[WHAT YOU NEED TO DO]
Leave out the pictures and copy every record exactly.

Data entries
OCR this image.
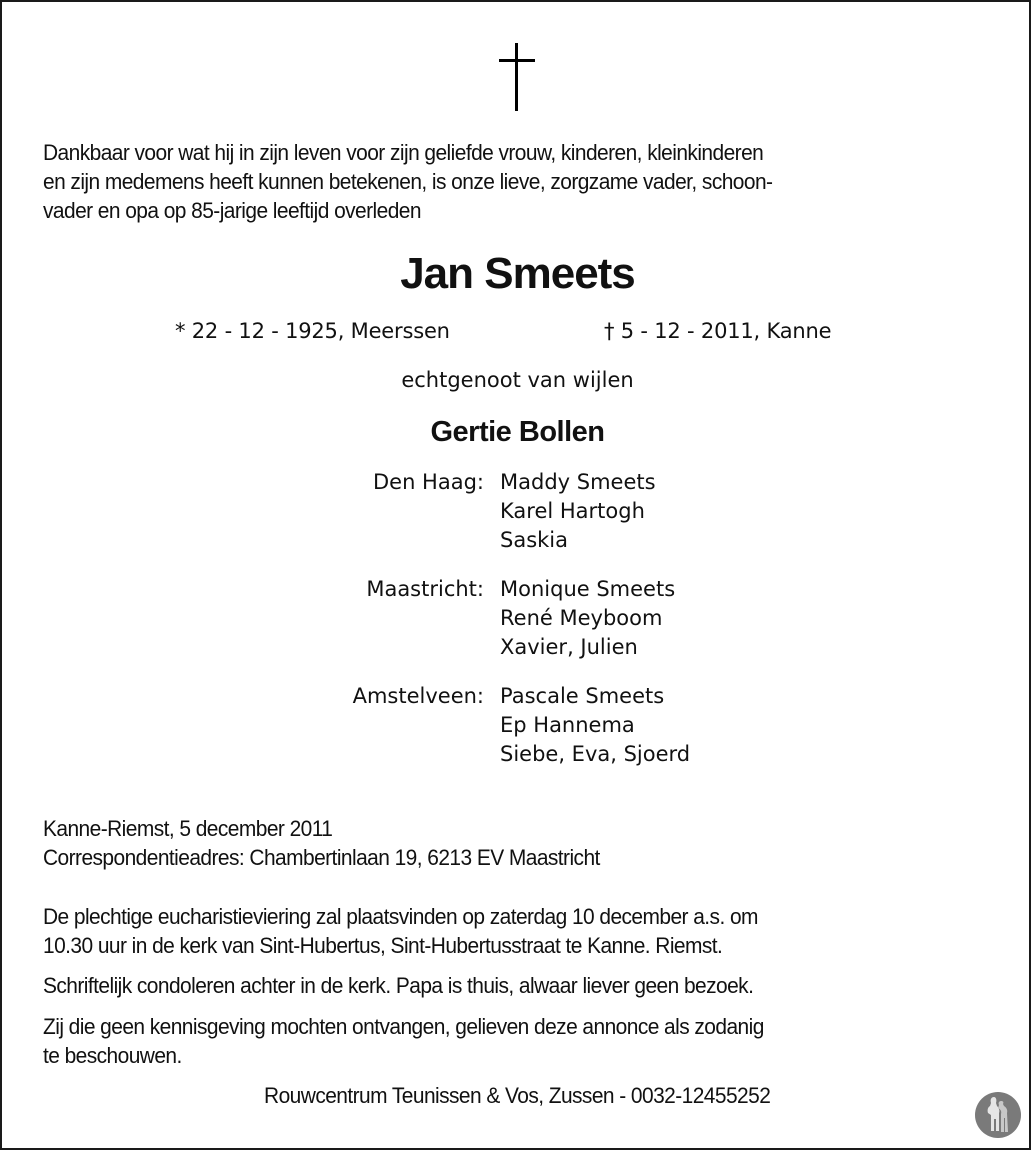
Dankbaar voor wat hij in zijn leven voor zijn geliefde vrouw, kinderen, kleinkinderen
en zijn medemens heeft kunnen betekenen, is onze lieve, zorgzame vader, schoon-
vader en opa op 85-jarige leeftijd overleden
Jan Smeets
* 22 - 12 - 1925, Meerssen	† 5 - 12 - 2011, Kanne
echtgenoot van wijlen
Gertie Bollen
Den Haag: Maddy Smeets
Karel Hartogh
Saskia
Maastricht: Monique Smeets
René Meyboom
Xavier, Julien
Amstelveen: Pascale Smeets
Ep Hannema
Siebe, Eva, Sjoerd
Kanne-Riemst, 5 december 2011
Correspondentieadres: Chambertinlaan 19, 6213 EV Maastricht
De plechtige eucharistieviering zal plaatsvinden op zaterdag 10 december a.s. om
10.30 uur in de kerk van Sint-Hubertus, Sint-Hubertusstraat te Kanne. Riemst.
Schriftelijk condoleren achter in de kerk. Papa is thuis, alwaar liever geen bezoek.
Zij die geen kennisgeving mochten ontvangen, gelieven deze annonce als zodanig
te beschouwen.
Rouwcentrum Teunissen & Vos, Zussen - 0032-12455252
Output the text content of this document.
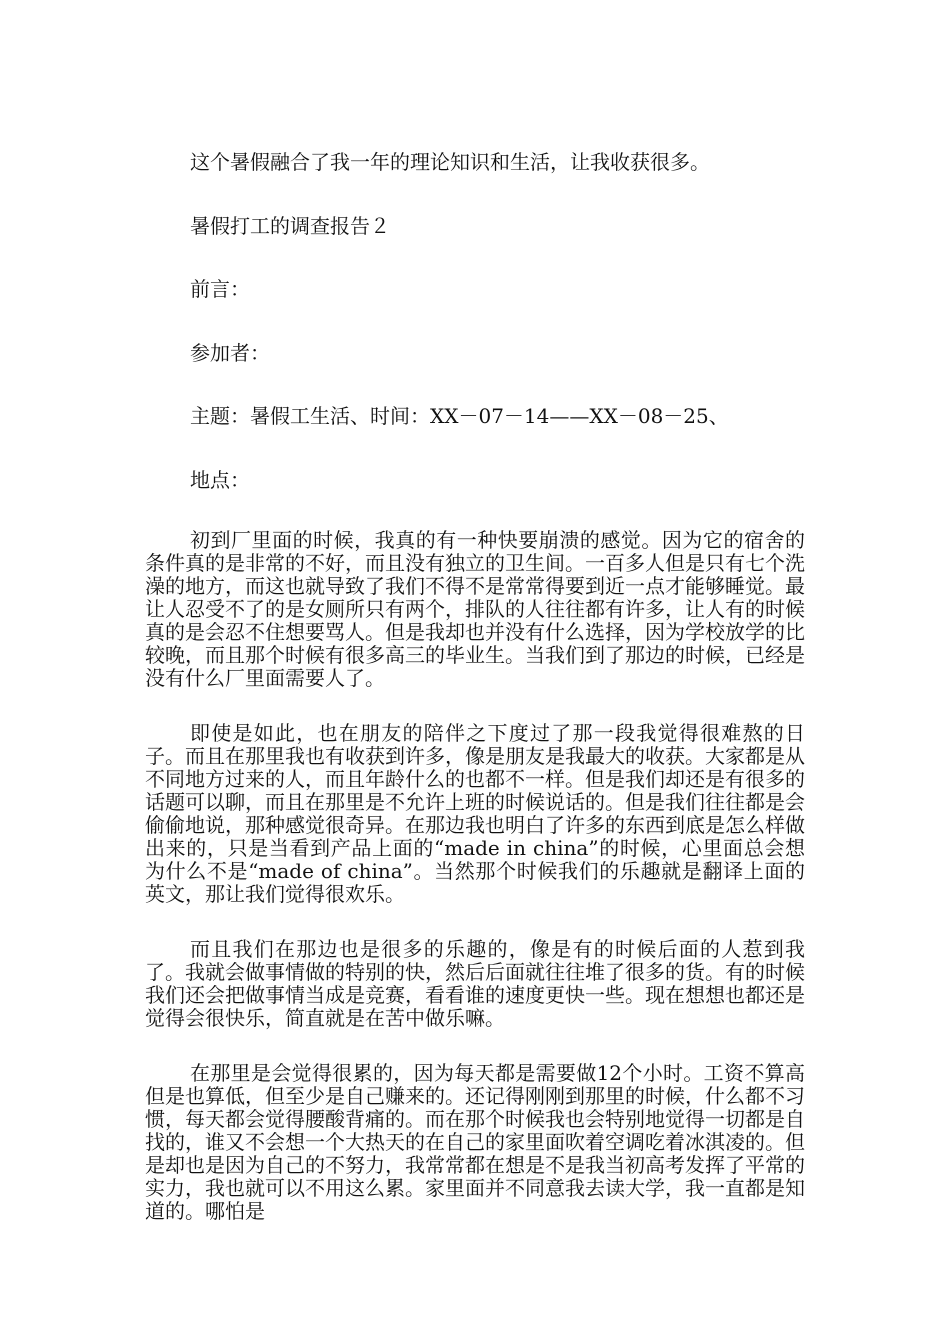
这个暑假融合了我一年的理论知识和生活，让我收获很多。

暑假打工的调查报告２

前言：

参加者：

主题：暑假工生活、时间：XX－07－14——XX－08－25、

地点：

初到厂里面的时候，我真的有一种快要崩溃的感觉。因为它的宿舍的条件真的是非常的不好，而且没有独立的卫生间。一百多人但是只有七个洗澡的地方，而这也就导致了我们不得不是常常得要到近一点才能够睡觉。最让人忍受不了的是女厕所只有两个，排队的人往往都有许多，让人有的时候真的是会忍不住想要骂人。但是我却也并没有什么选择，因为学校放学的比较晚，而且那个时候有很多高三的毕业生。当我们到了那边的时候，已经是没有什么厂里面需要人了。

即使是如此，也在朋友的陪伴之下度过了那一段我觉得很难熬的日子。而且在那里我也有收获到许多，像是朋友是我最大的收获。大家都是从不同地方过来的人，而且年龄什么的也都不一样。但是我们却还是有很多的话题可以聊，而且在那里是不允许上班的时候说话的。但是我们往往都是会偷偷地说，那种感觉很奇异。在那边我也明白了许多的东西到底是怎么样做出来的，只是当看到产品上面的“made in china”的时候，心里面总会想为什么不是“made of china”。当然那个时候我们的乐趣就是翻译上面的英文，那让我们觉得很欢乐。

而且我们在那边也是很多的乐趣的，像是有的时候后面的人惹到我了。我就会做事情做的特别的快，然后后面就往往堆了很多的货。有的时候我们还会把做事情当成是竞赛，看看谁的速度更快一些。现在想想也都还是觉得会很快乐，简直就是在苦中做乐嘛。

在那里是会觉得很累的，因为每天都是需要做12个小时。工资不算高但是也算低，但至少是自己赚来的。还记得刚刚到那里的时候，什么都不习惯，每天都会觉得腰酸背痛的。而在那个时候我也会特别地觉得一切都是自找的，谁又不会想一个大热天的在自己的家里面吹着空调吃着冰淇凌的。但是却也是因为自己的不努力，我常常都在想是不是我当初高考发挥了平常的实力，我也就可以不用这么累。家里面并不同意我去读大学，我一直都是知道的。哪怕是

[EXERCISE SOLUTION]
OCR this image.
Dankbaar voor wat hij in zijn leven voor zijn geliefde vrouw, kinderen, kleinkinderen
en zijn medemens heeft kunnen betekenen, is onze lieve, zorgzame vader, schoon-
vader en opa op 85-jarige leeftijd overleden
Jan Smeets
* 22 - 12 - 1925, Meerssen	† 5 - 12 - 2011, Kanne
echtgenoot van wijlen
Gertie Bollen
Den Haag: Maddy Smeets
Karel Hartogh
Saskia
Maastricht: Monique Smeets
René Meyboom
Xavier, Julien
Amstelveen: Pascale Smeets
Ep Hannema
Siebe, Eva, Sjoerd
Kanne-Riemst, 5 december 2011
Correspondentieadres: Chambertinlaan 19, 6213 EV Maastricht
De plechtige eucharistieviering zal plaatsvinden op zaterdag 10 december a.s. om
10.30 uur in de kerk van Sint-Hubertus, Sint-Hubertusstraat te Kanne. Riemst.
Schriftelijk condoleren achter in de kerk. Papa is thuis, alwaar liever geen bezoek.
Zij die geen kennisgeving mochten ontvangen, gelieven deze annonce als zodanig
te beschouwen.
Rouwcentrum Teunissen & Vos, Zussen - 0032-12455252
Output the text content of this document.
这个暑假融合了我一年的理论知识和生活，让我收获很多。

暑假打工的调查报告２

前言：

参加者：

主题：暑假工生活、时间：XX－07－14——XX－08－25、

地点：

初到厂里面的时候，我真的有一种快要崩溃的感觉。因为它的宿舍的条件真的是非常的不好，而且没有独立的卫生间。一百多人但是只有七个洗澡的地方，而这也就导致了我们不得不是常常得要到近一点才能够睡觉。最让人忍受不了的是女厕所只有两个，排队的人往往都有许多，让人有的时候真的是会忍不住想要骂人。但是我却也并没有什么选择，因为学校放学的比较晚，而且那个时候有很多高三的毕业生。当我们到了那边的时候，已经是没有什么厂里面需要人了。

即使是如此，也在朋友的陪伴之下度过了那一段我觉得很难熬的日子。而且在那里我也有收获到许多，像是朋友是我最大的收获。大家都是从不同地方过来的人，而且年龄什么的也都不一样。但是我们却还是有很多的话题可以聊，而且在那里是不允许上班的时候说话的。但是我们往往都是会偷偷地说，那种感觉很奇异。在那边我也明白了许多的东西到底是怎么样做出来的，只是当看到产品上面的“made in china”的时候，心里面总会想为什么不是“made of china”。当然那个时候我们的乐趣就是翻译上面的英文，那让我们觉得很欢乐。

而且我们在那边也是很多的乐趣的，像是有的时候后面的人惹到我了。我就会做事情做的特别的快，然后后面就往往堆了很多的货。有的时候我们还会把做事情当成是竞赛，看看谁的速度更快一些。现在想想也都还是觉得会很快乐，简直就是在苦中做乐嘛。

在那里是会觉得很累的，因为每天都是需要做12个小时。工资不算高但是也算低，但至少是自己赚来的。还记得刚刚到那里的时候，什么都不习惯，每天都会觉得腰酸背痛的。而在那个时候我也会特别地觉得一切都是自找的，谁又不会想一个大热天的在自己的家里面吹着空调吃着冰淇凌的。但是却也是因为自己的不努力，我常常都在想是不是我当初高考发挥了平常的实力，我也就可以不用这么累。家里面并不同意我去读大学，我一直都是知道的。哪怕是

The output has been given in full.